# start of Record excerpts
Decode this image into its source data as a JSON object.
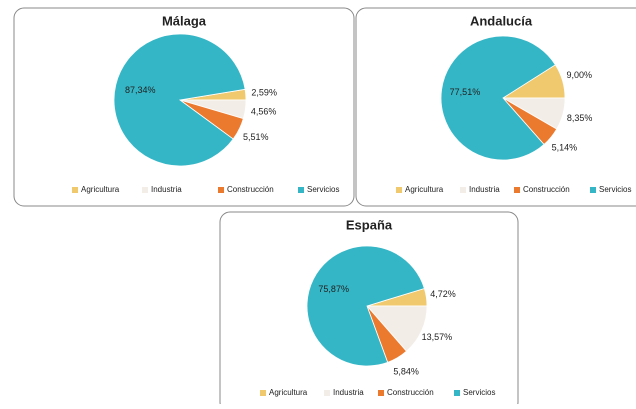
{
  "chart_data": [
    {
      "type": "pie",
      "title": "Málaga",
      "categories": [
        "Agricultura",
        "Industria",
        "Construcción",
        "Servicios"
      ],
      "values": [
        2.59,
        4.56,
        5.51,
        87.34
      ],
      "value_labels": [
        "2,59%",
        "4,56%",
        "5,51%",
        "87,34%"
      ],
      "colors": [
        "#f0c86e",
        "#f2ede6",
        "#ec7a2e",
        "#35b6c6"
      ]
    },
    {
      "type": "pie",
      "title": "Andalucía",
      "categories": [
        "Agricultura",
        "Industria",
        "Construcción",
        "Servicios"
      ],
      "values": [
        9.0,
        8.35,
        5.14,
        77.51
      ],
      "value_labels": [
        "9,00%",
        "8,35%",
        "5,14%",
        "77,51%"
      ],
      "colors": [
        "#f0c86e",
        "#f2ede6",
        "#ec7a2e",
        "#35b6c6"
      ]
    },
    {
      "type": "pie",
      "title": "España",
      "categories": [
        "Agricultura",
        "Industria",
        "Construcción",
        "Servicios"
      ],
      "values": [
        4.72,
        13.57,
        5.84,
        75.87
      ],
      "value_labels": [
        "4,72%",
        "13,57%",
        "5,84%",
        "75,87%"
      ],
      "colors": [
        "#f0c86e",
        "#f2ede6",
        "#ec7a2e",
        "#35b6c6"
      ]
    }
  ]
}
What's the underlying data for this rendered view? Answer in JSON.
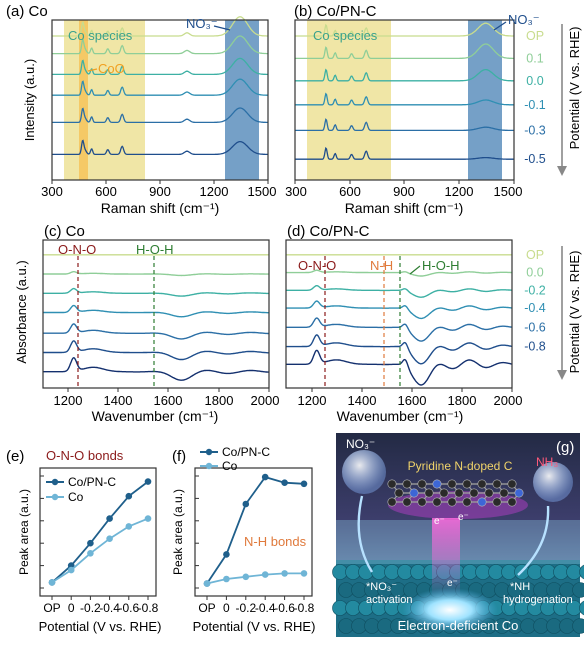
{
  "chart_data": [
    {
      "id": "a",
      "type": "line",
      "panel_label": "(a) Co",
      "xlabel": "Raman shift (cm⁻¹)",
      "ylabel": "Intensity (a.u.)",
      "xlim": [
        300,
        1500
      ],
      "xticks": [
        300,
        600,
        900,
        1200,
        1500
      ],
      "annotations": [
        "Co species",
        "CoO",
        "NO₃⁻"
      ],
      "spans": [
        {
          "range": [
            380,
            810
          ],
          "color": "#f0e6a6"
        },
        {
          "range": [
            450,
            500
          ],
          "color": "#f6c35a"
        },
        {
          "range": [
            1255,
            1440
          ],
          "color": "#5d8fbd"
        }
      ],
      "series": [
        {
          "potential": "OP",
          "color": "#c8dc8e",
          "baseline": 0.9,
          "nitrate_peak": 0.12
        },
        {
          "potential": "0.1",
          "color": "#8fce98",
          "baseline": 0.79,
          "nitrate_peak": 0.11
        },
        {
          "potential": "0.0",
          "color": "#3db0a4",
          "baseline": 0.66,
          "nitrate_peak": 0.1
        },
        {
          "potential": "-0.1",
          "color": "#2f8fb3",
          "baseline": 0.53,
          "nitrate_peak": 0.1
        },
        {
          "potential": "-0.3",
          "color": "#2b6fa6",
          "baseline": 0.36,
          "nitrate_peak": 0.09
        },
        {
          "potential": "-0.5",
          "color": "#1f4e8c",
          "baseline": 0.16,
          "nitrate_peak": 0.08
        }
      ]
    },
    {
      "id": "b",
      "type": "line",
      "panel_label": "(b) Co/PN-C",
      "xlabel": "Raman shift (cm⁻¹)",
      "ylabel": "Potential (V vs. RHE)",
      "xlim": [
        300,
        1500
      ],
      "xticks": [
        300,
        600,
        900,
        1200,
        1500
      ],
      "annotations": [
        "Co species",
        "NO₃⁻"
      ],
      "spans": [
        {
          "range": [
            380,
            810
          ],
          "color": "#f0e6a6"
        },
        {
          "range": [
            1260,
            1450
          ],
          "color": "#5d8fbd"
        }
      ],
      "series": [
        {
          "potential": "OP",
          "color": "#c8dc8e",
          "baseline": 0.9,
          "nitrate_peak": 0.08
        },
        {
          "potential": "0.1",
          "color": "#8fce98",
          "baseline": 0.76,
          "nitrate_peak": 0.09
        },
        {
          "potential": "0.0",
          "color": "#3db0a4",
          "baseline": 0.62,
          "nitrate_peak": 0.07
        },
        {
          "potential": "-0.1",
          "color": "#2f8fb3",
          "baseline": 0.47,
          "nitrate_peak": 0.03
        },
        {
          "potential": "-0.3",
          "color": "#2b6fa6",
          "baseline": 0.31,
          "nitrate_peak": 0.02
        },
        {
          "potential": "-0.5",
          "color": "#1f4e8c",
          "baseline": 0.13,
          "nitrate_peak": 0.01
        }
      ]
    },
    {
      "id": "c",
      "type": "line",
      "panel_label": "(c) Co",
      "xlabel": "Wavenumber (cm⁻¹)",
      "ylabel": "Absorbance (a.u.)",
      "xlim": [
        1100,
        2000
      ],
      "xticks": [
        1200,
        1400,
        1600,
        1800,
        2000
      ],
      "annotations": [
        "O-N-O",
        "H-O-H"
      ],
      "series": [
        {
          "color": "#c8dc8e",
          "baseline": 0.9
        },
        {
          "color": "#8fce98",
          "baseline": 0.77
        },
        {
          "color": "#3db0a4",
          "baseline": 0.64
        },
        {
          "color": "#2f8fb3",
          "baseline": 0.51
        },
        {
          "color": "#2b6fa6",
          "baseline": 0.37
        },
        {
          "color": "#1f4e8c",
          "baseline": 0.24
        },
        {
          "color": "#14306e",
          "baseline": 0.11
        }
      ]
    },
    {
      "id": "d",
      "type": "line",
      "panel_label": "(d) Co/PN-C",
      "xlabel": "Wavenumber (cm⁻¹)",
      "ylabel": "Potential (V vs. RHE)",
      "xlim": [
        1100,
        2000
      ],
      "xticks": [
        1200,
        1400,
        1600,
        1800,
        2000
      ],
      "annotations": [
        "O-N-O",
        "N-H",
        "H-O-H"
      ],
      "series": [
        {
          "potential": "OP",
          "color": "#c8dc8e",
          "baseline": 0.9
        },
        {
          "potential": "0.0",
          "color": "#8fce98",
          "baseline": 0.78
        },
        {
          "potential": "-0.2",
          "color": "#3db0a4",
          "baseline": 0.66
        },
        {
          "potential": "-0.4",
          "color": "#2f8fb3",
          "baseline": 0.54
        },
        {
          "potential": "-0.6",
          "color": "#2b6fa6",
          "baseline": 0.41
        },
        {
          "potential": "-0.8",
          "color": "#1f4e8c",
          "baseline": 0.28
        },
        {
          "color": "#14306e",
          "baseline": 0.16
        }
      ]
    },
    {
      "id": "e",
      "type": "line",
      "panel_label": "(e)",
      "title": "O-N-O bonds",
      "xlabel": "Potential (V vs. RHE)",
      "ylabel": "Peak area (a.u.)",
      "categories": [
        "OP",
        "0",
        "-0.2",
        "-0.4",
        "-0.6",
        "-0.8"
      ],
      "ylim": [
        0,
        1
      ],
      "series": [
        {
          "name": "Co/PN-C",
          "color": "#1f5f8b",
          "values": [
            0.05,
            0.2,
            0.4,
            0.62,
            0.82,
            0.95
          ]
        },
        {
          "name": "Co",
          "color": "#6fb5d6",
          "values": [
            0.05,
            0.16,
            0.31,
            0.44,
            0.55,
            0.62
          ]
        }
      ]
    },
    {
      "id": "f",
      "type": "line",
      "panel_label": "(f)",
      "title": "N-H bonds",
      "xlabel": "Potential (V vs. RHE)",
      "ylabel": "Peak area (a.u.)",
      "categories": [
        "OP",
        "0",
        "-0.2",
        "-0.4",
        "-0.6",
        "-0.8"
      ],
      "ylim": [
        0,
        1
      ],
      "series": [
        {
          "name": "Co/PN-C",
          "color": "#1f5f8b",
          "values": [
            0.04,
            0.3,
            0.75,
            0.99,
            0.94,
            0.93
          ]
        },
        {
          "name": "Co",
          "color": "#6fb5d6",
          "values": [
            0.04,
            0.08,
            0.1,
            0.12,
            0.13,
            0.13
          ]
        }
      ]
    }
  ],
  "scheme": {
    "panel_label": "(g)",
    "title": "Pyridine N-doped C",
    "nitrate": "NO₃⁻",
    "ammonia": "NH₃",
    "electron": "e⁻",
    "step1_species": "*NO₃⁻",
    "step1_label": "activation",
    "step2_species": "*NH",
    "step2_label": "hydrogenation",
    "substrate": "Electron-deficient Co"
  }
}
# end of Record excerpts
» **Aim of the task**
Report how many lines in the entries hold the string "this". Nothing but the number is wanted.

» **Final result**
2